TRECHO DO DOCUMENTO —
----

Como é o processo de construção de cenários em uma animação?
Uma vez dentro de um estúdio de animação, Fred percebeu que trabalhar com cenários para desenhos animados exigia um leque de habilidades um pouco diferentes do que costumava praticar em suas webcomics.
“A princípio, na webcomic eu tinha o poder da direção, de orientar a cena para onde eu quiser. Na animação, na maior parte das vezes, o cenarista vai ter um storyboard indicando ângulo, o que está no fundo e as características principais do cenário.”
Com menos controle de cena, ele se viu desafiado a pensar questões de perspectiva de um modo mais amplo. Um gerenciamento eficiente de camadas foi essencial para que cada ambiente facilitasse a fluidez das cenas. “A animação te obriga a pensar no trabalho do cara que vai pegar o cenário e vai ter que soltar todos os elementos pros personagens atravessarem a cena sem ter nenhuma obstrução.” Mesmo em animações tradicionais, que existem em um plano 2D, é preciso visualizar as três dimensões do cenário com clareza.
Depois de posicionar os elementos mais importantes do cenário, o cenarista precisa decidir que objetos vão compor aquela cena — livros, eletrodoméstico, e o que mais for necessário. Em geral, é um processo bastante criativo, mas o nível de liberdade para decidir tais elementos varia dependendo do projeto.

----

[Trecho do conjunto de dados]
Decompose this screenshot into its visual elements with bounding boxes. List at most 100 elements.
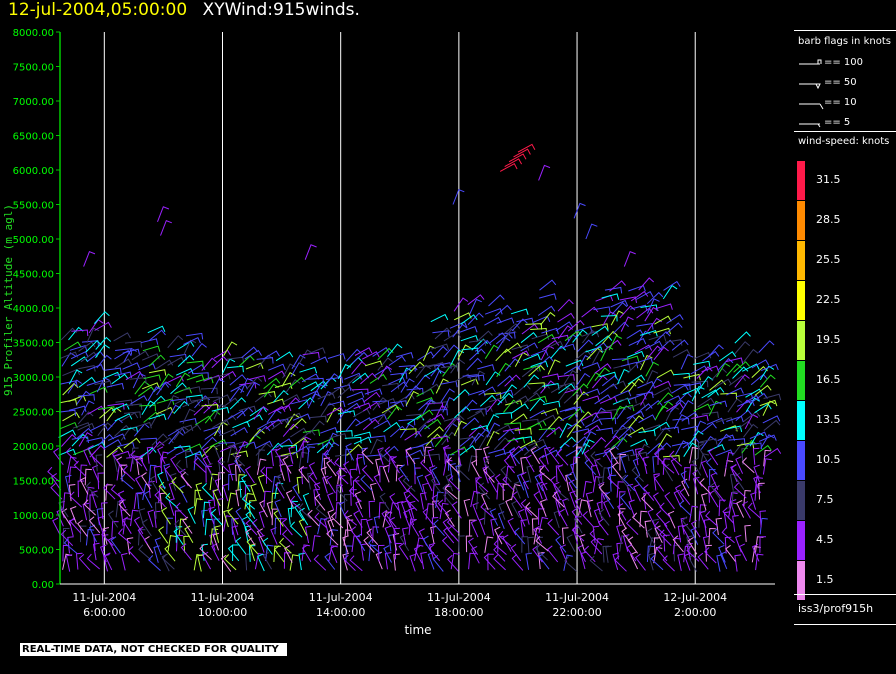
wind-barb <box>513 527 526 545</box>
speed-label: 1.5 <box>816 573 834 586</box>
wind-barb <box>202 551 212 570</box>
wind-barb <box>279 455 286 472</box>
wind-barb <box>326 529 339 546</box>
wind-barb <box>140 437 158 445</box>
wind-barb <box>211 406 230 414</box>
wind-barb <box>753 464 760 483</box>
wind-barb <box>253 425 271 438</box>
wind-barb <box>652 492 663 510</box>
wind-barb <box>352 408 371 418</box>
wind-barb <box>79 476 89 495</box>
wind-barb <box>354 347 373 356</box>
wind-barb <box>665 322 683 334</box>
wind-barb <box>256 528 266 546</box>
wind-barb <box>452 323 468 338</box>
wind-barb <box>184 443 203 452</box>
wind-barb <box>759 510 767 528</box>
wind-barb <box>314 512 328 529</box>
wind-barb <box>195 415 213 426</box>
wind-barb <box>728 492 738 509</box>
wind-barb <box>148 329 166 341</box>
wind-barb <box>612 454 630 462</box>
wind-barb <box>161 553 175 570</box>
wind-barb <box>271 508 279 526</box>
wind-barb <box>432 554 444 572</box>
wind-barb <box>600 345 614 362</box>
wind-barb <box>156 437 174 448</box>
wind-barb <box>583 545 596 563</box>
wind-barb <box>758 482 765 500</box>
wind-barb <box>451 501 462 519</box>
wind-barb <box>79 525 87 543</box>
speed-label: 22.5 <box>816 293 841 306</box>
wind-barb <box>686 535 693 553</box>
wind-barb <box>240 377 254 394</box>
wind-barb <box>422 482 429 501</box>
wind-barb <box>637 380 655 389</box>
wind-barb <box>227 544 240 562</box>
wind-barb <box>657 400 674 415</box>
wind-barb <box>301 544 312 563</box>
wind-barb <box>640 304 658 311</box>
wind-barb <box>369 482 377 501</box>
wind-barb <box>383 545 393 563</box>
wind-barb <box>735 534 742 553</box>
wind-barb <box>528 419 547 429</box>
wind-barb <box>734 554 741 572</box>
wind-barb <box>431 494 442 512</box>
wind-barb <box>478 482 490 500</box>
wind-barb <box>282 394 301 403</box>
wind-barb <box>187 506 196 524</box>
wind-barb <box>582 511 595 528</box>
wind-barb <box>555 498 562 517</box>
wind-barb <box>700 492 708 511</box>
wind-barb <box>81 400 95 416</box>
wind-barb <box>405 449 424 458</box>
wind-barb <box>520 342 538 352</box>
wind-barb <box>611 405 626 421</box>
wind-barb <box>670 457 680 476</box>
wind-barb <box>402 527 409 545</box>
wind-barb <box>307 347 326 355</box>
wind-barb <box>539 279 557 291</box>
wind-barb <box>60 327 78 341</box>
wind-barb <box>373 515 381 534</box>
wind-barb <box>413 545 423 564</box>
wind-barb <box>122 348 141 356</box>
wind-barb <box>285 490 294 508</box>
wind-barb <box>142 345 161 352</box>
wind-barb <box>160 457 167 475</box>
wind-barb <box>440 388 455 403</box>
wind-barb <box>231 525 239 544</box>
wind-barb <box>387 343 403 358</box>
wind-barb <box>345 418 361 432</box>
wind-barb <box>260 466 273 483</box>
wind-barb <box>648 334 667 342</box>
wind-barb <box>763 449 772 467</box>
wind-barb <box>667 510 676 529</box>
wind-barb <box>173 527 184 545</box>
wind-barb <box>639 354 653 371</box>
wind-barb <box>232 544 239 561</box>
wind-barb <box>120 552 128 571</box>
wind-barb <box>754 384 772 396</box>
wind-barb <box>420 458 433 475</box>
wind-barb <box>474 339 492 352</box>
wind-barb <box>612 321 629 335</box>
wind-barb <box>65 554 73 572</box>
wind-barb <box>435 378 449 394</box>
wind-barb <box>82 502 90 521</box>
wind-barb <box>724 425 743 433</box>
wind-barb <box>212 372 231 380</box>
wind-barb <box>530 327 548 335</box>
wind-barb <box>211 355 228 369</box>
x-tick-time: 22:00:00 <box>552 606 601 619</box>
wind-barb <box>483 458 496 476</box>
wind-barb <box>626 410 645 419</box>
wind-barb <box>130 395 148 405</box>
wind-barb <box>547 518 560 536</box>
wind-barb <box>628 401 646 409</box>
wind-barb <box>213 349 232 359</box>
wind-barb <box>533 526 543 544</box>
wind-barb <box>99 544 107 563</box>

----

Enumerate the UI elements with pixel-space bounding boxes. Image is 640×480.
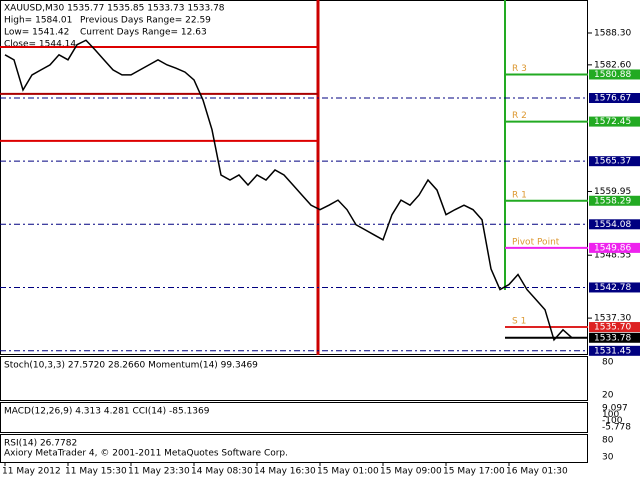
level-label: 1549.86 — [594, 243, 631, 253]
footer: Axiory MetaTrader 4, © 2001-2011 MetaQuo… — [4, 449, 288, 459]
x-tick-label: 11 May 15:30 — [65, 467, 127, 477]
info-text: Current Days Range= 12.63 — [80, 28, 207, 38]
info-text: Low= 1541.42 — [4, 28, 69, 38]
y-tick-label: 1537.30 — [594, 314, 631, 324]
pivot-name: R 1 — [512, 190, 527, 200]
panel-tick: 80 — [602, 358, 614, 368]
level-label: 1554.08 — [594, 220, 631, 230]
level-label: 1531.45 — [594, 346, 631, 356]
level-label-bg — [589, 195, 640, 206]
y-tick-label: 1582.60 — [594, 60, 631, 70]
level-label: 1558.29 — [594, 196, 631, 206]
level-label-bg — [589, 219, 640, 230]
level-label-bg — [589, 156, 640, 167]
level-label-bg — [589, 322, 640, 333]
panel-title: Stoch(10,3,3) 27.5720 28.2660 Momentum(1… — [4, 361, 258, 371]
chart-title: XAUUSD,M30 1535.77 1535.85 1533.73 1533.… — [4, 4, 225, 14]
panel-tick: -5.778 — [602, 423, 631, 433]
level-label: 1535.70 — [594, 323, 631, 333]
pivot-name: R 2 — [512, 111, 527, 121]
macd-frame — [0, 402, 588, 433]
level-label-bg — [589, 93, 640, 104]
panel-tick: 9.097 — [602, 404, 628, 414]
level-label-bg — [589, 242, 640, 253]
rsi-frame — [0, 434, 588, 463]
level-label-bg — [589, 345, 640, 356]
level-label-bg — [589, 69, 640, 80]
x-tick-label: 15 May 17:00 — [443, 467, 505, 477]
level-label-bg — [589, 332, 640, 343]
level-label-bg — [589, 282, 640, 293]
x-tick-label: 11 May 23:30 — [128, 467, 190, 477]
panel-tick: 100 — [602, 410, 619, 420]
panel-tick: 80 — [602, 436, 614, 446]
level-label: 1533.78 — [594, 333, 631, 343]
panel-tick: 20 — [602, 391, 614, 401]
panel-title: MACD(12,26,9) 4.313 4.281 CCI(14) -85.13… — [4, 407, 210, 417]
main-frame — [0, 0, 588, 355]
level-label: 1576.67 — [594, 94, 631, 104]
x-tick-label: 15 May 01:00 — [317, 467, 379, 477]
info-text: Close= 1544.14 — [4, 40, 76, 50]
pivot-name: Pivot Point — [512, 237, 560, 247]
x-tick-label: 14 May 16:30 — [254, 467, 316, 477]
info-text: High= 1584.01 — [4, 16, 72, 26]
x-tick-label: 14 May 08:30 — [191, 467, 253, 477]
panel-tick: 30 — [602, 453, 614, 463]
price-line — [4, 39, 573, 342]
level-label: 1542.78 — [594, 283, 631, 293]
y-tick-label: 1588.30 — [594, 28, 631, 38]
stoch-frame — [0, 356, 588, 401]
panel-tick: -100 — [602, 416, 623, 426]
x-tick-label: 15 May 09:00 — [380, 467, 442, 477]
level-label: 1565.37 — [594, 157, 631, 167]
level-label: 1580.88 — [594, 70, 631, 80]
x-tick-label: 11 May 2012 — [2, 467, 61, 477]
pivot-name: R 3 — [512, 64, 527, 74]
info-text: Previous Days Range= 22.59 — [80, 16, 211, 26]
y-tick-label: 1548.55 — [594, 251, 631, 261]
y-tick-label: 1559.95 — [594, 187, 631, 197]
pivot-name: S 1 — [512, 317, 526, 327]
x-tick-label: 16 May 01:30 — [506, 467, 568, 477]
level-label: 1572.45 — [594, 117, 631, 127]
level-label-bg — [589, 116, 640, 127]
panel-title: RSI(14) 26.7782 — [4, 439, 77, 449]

----

SOLICITAÇÃO ESCRITA — Prossiga o texto sobre a construção de cenários em animação a partir da última frase apresentada. Os registros provêm de uma fonte distinta.

RESPOSTA À TAREFA —
Alguns desenhos revisitam muitos cenários importantes que precisam manter uma consistência interna e não permitem muita flexibilidade. Nesses casos, acaba sendo uma questão de adequar locais preestabelecidos às necessidades da cena. Outros permitem que o artista procure as referências que preferir, o que torna a criação mais prazerosa.
“É um processo de conceituação para depois executar o cenário. É muito divertido de fazer! E você faz pensando ‘isso aqui é 100% meu!’. Tem outro peso, sabe? […] É mais difícil, mas é mais divertido.”
Ele avalia esses casos como mais extremos e a maioria dos desenhos vai exigir uma combinação das duas abordagens. O mais interessante é perceber que até mesmo as técnicas de ilustração mudam absurdamente entre projetos.
Hoje ele trabalha em projetos que dependem muito de vetores, uma técnica mais computadorizada, mas Irmão do Jorel exige habilidades completamente diferentes.
“Irmão do Jorel a gente faz tudo no brush de uma maneira quase artesanal. Cada hachura que você faz, você não tem uma ferramenta de replicar que você consiga fazer uma sequência de hachuras e tal, porque você precisa ser orgânica, precisa ter o peso certo, a direção certa…”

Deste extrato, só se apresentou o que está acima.